*BRIEF:*
Copy out the material below word for word, keeping every line as it is.

● ● ● ●

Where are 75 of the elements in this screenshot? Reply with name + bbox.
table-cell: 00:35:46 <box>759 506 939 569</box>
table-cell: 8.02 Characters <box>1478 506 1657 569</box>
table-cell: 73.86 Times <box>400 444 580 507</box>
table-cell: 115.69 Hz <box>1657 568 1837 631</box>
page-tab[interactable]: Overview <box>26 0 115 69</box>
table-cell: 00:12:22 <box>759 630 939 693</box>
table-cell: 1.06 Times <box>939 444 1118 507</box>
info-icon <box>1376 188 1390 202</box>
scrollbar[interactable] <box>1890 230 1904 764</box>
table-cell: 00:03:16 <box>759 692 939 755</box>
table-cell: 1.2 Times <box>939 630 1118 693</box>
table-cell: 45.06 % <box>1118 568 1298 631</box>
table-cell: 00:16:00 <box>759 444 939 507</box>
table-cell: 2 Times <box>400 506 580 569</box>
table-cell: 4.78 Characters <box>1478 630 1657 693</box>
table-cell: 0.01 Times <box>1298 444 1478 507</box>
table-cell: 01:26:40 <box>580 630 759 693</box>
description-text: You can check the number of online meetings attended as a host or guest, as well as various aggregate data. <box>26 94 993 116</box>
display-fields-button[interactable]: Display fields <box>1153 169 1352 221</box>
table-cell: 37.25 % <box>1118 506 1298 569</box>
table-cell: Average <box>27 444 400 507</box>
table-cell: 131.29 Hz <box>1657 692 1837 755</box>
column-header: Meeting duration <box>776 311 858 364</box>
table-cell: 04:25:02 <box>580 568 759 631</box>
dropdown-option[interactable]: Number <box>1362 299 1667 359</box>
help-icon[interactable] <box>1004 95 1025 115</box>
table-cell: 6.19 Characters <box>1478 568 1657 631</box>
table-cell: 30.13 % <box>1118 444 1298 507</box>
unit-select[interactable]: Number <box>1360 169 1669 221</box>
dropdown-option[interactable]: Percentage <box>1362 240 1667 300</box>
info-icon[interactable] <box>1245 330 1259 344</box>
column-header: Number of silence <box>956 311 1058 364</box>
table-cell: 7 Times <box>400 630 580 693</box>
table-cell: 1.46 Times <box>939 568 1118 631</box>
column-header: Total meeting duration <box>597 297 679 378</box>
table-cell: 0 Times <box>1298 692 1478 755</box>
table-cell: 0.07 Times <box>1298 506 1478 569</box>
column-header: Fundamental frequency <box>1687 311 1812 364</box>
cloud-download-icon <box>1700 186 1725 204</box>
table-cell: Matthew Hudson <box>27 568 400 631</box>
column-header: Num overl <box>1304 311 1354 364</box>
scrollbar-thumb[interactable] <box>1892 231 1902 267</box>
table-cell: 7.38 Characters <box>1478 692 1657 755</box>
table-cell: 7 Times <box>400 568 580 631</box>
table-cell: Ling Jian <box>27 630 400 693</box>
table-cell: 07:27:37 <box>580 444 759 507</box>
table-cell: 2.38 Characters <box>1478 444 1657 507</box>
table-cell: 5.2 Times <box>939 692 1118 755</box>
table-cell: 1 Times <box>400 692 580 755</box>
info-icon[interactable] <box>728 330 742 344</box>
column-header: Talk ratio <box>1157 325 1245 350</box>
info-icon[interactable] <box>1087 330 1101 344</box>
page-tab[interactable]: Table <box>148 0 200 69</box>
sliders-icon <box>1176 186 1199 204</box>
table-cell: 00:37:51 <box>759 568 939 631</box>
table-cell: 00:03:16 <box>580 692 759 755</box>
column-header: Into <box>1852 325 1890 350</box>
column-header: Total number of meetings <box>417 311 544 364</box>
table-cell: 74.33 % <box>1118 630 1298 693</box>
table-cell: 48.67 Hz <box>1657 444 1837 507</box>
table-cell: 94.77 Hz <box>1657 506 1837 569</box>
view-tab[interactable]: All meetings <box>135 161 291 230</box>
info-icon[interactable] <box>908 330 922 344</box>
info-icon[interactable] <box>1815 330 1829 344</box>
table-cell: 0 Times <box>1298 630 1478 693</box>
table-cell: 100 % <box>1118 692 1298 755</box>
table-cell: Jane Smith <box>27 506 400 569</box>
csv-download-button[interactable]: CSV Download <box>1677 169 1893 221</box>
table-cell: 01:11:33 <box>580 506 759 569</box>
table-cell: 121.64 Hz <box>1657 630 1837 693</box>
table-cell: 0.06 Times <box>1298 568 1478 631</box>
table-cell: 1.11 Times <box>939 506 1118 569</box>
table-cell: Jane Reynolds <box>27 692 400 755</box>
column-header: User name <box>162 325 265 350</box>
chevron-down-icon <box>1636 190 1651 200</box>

● ● ● ●

*CORRECT ANSWER:*
Where are 75 of the elements in this screenshot? Reply with name + bbox.
table-cell: 00:35:46 <box>759 506 939 569</box>
table-cell: 8.02 Characters <box>1478 506 1657 569</box>
table-cell: 73.86 Times <box>400 444 580 507</box>
table-cell: 115.69 Hz <box>1657 568 1837 631</box>
page-tab[interactable]: Overview <box>26 0 115 69</box>
table-cell: 00:12:22 <box>759 630 939 693</box>
table-cell: 1.06 Times <box>939 444 1118 507</box>
info-icon <box>1376 188 1390 202</box>
scrollbar[interactable] <box>1890 230 1904 764</box>
table-cell: 00:03:16 <box>759 692 939 755</box>
table-cell: 1.2 Times <box>939 630 1118 693</box>
table-cell: 45.06 % <box>1118 568 1298 631</box>
table-cell: 00:16:00 <box>759 444 939 507</box>
table-cell: 2 Times <box>400 506 580 569</box>
table-cell: 4.78 Characters <box>1478 630 1657 693</box>
table-cell: 0.01 Times <box>1298 444 1478 507</box>
table-cell: 01:26:40 <box>580 630 759 693</box>
description-text: You can check the number of online meetings attended as a host or guest, as well as various aggregate data. <box>26 94 993 116</box>
display-fields-button[interactable]: Display fields <box>1153 169 1352 221</box>
table-cell: 37.25 % <box>1118 506 1298 569</box>
table-cell: Average <box>27 444 400 507</box>
table-cell: 131.29 Hz <box>1657 692 1837 755</box>
column-header: Meeting duration <box>776 311 858 364</box>
table-cell: 04:25:02 <box>580 568 759 631</box>
dropdown-option[interactable]: Number <box>1362 299 1667 359</box>
help-icon[interactable] <box>1004 95 1025 115</box>
table-cell: 6.19 Characters <box>1478 568 1657 631</box>
table-cell: 30.13 % <box>1118 444 1298 507</box>
unit-select[interactable]: Number <box>1360 169 1669 221</box>
dropdown-option[interactable]: Percentage <box>1362 240 1667 300</box>
info-icon[interactable] <box>1245 330 1259 344</box>
column-header: Number of silence <box>956 311 1058 364</box>
table-cell: 7 Times <box>400 630 580 693</box>
table-cell: 1.46 Times <box>939 568 1118 631</box>
column-header: Total meeting duration <box>597 297 679 378</box>
table-cell: 0 Times <box>1298 692 1478 755</box>
table-cell: 0.07 Times <box>1298 506 1478 569</box>
column-header: Fundamental frequency <box>1687 311 1812 364</box>
cloud-download-icon <box>1700 186 1725 204</box>
table-cell: Matthew Hudson <box>27 568 400 631</box>
column-header: Num overl <box>1304 311 1354 364</box>
scrollbar-thumb[interactable] <box>1892 231 1902 267</box>
table-cell: 7.38 Characters <box>1478 692 1657 755</box>
table-cell: 7 Times <box>400 568 580 631</box>
table-cell: Ling Jian <box>27 630 400 693</box>
table-cell: 07:27:37 <box>580 444 759 507</box>
table-cell: 2.38 Characters <box>1478 444 1657 507</box>
table-cell: 5.2 Times <box>939 692 1118 755</box>
table-cell: 1 Times <box>400 692 580 755</box>
info-icon[interactable] <box>728 330 742 344</box>
column-header: Talk ratio <box>1157 325 1245 350</box>
info-icon[interactable] <box>1087 330 1101 344</box>
page-tab[interactable]: Table <box>148 0 200 69</box>
sliders-icon <box>1176 186 1199 204</box>
table-cell: 00:37:51 <box>759 568 939 631</box>
table-cell: 00:03:16 <box>580 692 759 755</box>
column-header: Into <box>1852 325 1890 350</box>
column-header: Total number of meetings <box>417 311 544 364</box>
table-cell: 74.33 % <box>1118 630 1298 693</box>
table-cell: 48.67 Hz <box>1657 444 1837 507</box>
table-cell: 94.77 Hz <box>1657 506 1837 569</box>
view-tab[interactable]: All meetings <box>135 161 291 230</box>
info-icon[interactable] <box>908 330 922 344</box>
info-icon[interactable] <box>1815 330 1829 344</box>
table-cell: 0 Times <box>1298 630 1478 693</box>
table-cell: 100 % <box>1118 692 1298 755</box>
table-cell: Jane Smith <box>27 506 400 569</box>
csv-download-button[interactable]: CSV Download <box>1677 169 1893 221</box>
table-cell: 01:11:33 <box>580 506 759 569</box>
table-cell: 121.64 Hz <box>1657 630 1837 693</box>
table-cell: 0.06 Times <box>1298 568 1478 631</box>
table-cell: 1.11 Times <box>939 506 1118 569</box>
table-cell: Jane Reynolds <box>27 692 400 755</box>
column-header: User name <box>162 325 265 350</box>
chevron-down-icon <box>1636 190 1651 200</box>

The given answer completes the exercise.